(Saved entries)
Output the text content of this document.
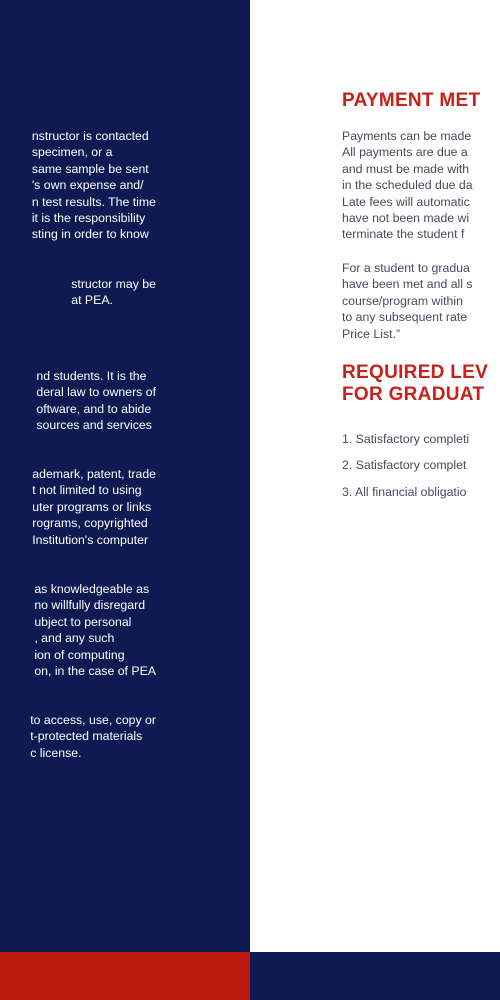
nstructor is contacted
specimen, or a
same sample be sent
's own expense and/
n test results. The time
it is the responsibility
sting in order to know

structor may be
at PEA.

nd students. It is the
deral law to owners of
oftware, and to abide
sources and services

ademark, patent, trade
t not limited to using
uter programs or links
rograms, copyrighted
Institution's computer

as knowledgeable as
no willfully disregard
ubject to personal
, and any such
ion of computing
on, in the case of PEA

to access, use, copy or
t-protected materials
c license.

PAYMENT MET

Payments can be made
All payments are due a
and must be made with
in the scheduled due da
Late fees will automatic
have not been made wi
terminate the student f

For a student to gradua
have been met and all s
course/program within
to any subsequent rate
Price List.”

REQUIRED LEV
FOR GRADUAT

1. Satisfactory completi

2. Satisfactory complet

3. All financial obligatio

> **Written task**:
Without including the pictures, return each record above exactly as it stands.

> **Correct result**:
Output the text content of this document.
nstructor is contacted
specimen, or a
same sample be sent
's own expense and/
n test results. The time
it is the responsibility
sting in order to know

structor may be
at PEA.

nd students. It is the
deral law to owners of
oftware, and to abide
sources and services

ademark, patent, trade
t not limited to using
uter programs or links
rograms, copyrighted
Institution's computer

as knowledgeable as
no willfully disregard
ubject to personal
, and any such
ion of computing
on, in the case of PEA

to access, use, copy or
t-protected materials
c license.

PAYMENT MET

Payments can be made
All payments are due a
and must be made with
in the scheduled due da
Late fees will automatic
have not been made wi
terminate the student f

For a student to gradua
have been met and all s
course/program within
to any subsequent rate
Price List.”

REQUIRED LEV
FOR GRADUAT

1. Satisfactory completi

2. Satisfactory complet

3. All financial obligatio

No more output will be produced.